Determine how many lines include the word "HİZMETLERİ", then give that number and nothing more.
Begin Data section
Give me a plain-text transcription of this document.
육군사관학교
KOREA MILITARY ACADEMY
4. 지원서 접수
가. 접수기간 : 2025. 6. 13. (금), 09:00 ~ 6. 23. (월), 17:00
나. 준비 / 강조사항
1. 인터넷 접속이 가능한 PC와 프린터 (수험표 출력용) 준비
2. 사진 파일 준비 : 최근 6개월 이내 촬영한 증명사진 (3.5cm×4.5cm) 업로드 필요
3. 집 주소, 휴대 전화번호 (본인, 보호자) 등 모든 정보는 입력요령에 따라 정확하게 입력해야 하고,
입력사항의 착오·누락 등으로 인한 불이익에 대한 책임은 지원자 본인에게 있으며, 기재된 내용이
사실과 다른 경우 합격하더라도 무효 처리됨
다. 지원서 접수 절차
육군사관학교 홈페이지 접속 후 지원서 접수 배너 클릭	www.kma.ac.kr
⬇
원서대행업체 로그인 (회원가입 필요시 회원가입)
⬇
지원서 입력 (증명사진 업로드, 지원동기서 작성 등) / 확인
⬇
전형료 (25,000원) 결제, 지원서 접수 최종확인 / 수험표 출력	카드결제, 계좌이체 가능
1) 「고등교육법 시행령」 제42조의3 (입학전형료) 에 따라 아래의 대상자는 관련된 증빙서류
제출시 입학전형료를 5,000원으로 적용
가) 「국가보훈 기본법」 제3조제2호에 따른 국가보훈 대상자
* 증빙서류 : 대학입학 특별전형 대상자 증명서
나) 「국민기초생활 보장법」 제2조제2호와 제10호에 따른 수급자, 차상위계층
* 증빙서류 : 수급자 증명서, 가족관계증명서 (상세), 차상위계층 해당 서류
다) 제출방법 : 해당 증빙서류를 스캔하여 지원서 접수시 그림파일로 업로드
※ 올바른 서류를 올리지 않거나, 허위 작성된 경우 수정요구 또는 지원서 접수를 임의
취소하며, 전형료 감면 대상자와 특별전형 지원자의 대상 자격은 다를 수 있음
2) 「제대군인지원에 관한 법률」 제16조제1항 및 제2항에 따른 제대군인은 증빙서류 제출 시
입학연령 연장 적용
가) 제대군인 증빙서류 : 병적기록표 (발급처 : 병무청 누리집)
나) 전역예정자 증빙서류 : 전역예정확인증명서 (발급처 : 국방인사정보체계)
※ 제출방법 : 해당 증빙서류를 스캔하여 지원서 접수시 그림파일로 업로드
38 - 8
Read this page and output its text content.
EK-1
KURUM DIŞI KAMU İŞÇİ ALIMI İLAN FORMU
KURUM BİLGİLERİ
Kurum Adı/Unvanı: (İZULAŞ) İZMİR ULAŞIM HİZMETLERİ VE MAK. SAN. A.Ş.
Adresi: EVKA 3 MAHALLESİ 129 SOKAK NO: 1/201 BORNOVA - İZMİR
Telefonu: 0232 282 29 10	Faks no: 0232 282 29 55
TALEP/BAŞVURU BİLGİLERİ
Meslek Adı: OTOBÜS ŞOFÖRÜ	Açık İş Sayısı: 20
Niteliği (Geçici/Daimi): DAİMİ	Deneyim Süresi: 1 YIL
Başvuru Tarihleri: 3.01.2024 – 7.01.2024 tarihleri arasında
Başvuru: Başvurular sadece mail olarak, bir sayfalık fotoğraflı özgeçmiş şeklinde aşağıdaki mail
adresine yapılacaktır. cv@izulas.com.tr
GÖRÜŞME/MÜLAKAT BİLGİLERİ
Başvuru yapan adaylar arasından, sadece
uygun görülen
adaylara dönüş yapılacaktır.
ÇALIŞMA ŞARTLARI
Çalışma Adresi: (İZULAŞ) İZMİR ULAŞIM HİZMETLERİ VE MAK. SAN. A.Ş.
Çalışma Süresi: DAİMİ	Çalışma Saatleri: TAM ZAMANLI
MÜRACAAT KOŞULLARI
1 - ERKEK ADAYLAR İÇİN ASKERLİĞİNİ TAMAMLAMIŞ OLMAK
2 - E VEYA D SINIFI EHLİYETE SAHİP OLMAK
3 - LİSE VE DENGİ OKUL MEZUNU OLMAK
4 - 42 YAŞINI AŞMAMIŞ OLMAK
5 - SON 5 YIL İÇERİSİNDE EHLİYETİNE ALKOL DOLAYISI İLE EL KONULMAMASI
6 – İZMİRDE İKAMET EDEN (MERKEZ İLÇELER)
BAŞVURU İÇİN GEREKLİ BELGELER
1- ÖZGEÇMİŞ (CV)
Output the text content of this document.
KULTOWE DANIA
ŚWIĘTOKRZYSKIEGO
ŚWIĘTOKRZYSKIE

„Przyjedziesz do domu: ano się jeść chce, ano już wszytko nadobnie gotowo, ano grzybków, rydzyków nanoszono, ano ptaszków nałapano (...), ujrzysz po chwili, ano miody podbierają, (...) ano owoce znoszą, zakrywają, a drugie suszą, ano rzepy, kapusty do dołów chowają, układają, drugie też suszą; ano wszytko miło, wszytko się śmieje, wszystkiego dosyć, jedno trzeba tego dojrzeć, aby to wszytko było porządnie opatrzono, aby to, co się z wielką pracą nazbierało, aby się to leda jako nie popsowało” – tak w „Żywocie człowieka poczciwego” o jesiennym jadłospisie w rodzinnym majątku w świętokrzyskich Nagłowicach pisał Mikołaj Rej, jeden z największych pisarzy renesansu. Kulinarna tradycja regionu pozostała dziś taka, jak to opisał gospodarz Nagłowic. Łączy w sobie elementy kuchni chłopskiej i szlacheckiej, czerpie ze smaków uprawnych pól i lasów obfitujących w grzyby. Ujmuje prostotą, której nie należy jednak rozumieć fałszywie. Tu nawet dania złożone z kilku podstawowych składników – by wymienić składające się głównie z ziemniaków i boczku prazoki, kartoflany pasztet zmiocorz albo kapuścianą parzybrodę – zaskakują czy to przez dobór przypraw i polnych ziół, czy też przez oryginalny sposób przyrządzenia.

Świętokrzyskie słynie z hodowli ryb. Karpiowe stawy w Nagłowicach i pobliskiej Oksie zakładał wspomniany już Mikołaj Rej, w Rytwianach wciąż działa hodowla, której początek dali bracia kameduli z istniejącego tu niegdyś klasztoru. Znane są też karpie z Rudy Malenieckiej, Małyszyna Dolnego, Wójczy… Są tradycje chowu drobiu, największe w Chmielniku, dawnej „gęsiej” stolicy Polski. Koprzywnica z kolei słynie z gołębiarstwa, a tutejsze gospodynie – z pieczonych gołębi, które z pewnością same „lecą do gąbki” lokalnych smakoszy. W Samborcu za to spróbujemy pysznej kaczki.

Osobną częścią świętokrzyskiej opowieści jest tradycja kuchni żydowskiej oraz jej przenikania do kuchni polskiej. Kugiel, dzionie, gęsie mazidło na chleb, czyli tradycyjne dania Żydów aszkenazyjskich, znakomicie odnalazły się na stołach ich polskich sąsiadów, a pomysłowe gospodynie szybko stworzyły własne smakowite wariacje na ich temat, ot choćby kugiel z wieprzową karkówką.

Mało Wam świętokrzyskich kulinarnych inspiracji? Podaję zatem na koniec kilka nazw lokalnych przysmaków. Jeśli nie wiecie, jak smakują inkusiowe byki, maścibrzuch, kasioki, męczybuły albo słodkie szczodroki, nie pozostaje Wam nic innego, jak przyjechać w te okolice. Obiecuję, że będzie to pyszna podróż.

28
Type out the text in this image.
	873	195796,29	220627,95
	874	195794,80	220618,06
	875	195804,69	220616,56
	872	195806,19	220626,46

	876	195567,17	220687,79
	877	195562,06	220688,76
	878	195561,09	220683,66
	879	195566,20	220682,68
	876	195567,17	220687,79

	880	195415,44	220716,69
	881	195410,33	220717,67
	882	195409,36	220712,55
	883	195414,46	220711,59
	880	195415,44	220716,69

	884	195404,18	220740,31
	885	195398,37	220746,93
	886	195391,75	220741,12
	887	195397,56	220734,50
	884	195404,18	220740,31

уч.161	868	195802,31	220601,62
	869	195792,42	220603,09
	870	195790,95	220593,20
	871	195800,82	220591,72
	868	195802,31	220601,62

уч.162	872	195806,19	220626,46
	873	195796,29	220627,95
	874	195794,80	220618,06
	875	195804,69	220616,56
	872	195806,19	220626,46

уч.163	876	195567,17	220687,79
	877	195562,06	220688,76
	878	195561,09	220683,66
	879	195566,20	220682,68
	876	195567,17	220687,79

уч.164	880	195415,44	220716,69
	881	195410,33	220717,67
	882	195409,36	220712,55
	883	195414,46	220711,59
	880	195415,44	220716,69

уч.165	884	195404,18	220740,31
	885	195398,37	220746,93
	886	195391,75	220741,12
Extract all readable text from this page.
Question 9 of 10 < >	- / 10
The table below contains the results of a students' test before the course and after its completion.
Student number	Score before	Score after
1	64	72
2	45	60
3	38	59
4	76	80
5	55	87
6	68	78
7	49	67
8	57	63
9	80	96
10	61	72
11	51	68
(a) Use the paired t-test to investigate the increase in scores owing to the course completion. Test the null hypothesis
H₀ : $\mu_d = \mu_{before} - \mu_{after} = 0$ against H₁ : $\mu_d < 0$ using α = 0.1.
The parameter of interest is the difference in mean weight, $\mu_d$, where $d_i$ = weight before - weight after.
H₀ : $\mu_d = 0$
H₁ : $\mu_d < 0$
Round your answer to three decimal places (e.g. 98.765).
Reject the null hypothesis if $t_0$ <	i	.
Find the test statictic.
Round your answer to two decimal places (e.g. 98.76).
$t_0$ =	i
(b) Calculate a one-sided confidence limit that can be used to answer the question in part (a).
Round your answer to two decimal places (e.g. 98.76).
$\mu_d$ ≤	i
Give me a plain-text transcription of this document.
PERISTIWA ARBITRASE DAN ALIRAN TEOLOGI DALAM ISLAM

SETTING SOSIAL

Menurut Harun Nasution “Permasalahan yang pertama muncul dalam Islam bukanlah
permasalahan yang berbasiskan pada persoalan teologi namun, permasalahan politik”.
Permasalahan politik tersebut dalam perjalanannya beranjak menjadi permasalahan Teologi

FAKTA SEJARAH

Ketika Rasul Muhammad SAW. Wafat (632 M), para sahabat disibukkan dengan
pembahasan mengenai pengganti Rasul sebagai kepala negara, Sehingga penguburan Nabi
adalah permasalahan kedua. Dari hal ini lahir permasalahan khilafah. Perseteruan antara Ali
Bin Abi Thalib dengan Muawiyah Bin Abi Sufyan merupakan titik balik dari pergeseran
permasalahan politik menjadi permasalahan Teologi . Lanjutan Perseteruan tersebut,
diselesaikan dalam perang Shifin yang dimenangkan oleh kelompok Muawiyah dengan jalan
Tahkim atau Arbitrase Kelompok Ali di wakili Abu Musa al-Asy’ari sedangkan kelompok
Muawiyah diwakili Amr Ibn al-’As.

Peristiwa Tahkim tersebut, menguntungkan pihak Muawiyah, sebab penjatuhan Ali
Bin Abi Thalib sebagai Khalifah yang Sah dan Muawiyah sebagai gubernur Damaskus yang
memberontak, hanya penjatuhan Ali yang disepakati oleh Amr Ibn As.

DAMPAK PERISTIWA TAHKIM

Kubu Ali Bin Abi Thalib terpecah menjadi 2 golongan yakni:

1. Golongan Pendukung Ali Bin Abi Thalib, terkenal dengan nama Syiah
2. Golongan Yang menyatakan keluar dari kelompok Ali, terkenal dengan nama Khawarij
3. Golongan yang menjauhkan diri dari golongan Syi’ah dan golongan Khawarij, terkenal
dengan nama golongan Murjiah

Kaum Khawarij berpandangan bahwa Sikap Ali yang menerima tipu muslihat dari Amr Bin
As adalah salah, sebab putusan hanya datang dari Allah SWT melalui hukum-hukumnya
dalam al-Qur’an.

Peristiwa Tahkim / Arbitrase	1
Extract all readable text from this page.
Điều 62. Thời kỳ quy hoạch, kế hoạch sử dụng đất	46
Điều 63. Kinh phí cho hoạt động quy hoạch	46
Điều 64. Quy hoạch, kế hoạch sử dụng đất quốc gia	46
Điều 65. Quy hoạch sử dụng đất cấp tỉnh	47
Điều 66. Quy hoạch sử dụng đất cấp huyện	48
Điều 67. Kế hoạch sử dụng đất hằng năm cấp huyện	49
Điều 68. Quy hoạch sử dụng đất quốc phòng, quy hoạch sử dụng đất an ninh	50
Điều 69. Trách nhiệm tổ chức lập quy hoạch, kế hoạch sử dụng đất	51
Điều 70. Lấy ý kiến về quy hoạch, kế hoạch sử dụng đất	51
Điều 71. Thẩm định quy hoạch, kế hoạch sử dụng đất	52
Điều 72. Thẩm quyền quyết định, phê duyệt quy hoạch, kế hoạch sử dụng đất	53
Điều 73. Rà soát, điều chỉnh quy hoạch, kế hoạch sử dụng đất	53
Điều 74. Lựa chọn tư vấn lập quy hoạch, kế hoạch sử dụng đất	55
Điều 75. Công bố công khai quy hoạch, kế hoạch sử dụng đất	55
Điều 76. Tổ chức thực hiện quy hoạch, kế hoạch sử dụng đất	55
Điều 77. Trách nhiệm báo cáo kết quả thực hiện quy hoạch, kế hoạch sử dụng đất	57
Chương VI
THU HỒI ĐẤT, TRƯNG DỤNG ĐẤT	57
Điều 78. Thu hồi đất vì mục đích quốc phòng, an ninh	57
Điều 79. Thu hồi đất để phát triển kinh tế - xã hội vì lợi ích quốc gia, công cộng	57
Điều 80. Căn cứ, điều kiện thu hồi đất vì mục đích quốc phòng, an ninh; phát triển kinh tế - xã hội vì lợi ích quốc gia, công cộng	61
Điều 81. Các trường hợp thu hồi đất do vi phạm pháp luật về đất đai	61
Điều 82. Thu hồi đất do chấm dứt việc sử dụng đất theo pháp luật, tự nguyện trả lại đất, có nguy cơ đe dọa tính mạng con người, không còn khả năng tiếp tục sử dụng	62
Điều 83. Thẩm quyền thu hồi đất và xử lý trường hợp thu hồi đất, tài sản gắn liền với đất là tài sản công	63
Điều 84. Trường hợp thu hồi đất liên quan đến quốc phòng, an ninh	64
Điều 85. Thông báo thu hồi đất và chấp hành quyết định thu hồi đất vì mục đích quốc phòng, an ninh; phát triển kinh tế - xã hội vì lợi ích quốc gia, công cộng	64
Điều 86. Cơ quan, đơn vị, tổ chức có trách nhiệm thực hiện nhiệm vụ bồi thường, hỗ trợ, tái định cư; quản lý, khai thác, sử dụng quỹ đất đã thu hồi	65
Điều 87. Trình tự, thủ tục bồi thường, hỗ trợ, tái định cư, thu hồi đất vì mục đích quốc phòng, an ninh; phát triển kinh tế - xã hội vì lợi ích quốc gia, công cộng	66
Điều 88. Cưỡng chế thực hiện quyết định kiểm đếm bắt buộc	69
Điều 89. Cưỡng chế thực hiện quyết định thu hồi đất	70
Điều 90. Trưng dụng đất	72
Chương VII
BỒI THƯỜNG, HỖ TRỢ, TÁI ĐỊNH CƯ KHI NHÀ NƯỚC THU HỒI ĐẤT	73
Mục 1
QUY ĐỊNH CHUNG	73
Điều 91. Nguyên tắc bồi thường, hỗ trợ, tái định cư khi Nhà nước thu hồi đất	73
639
End Data section
• [Worked answer]:
2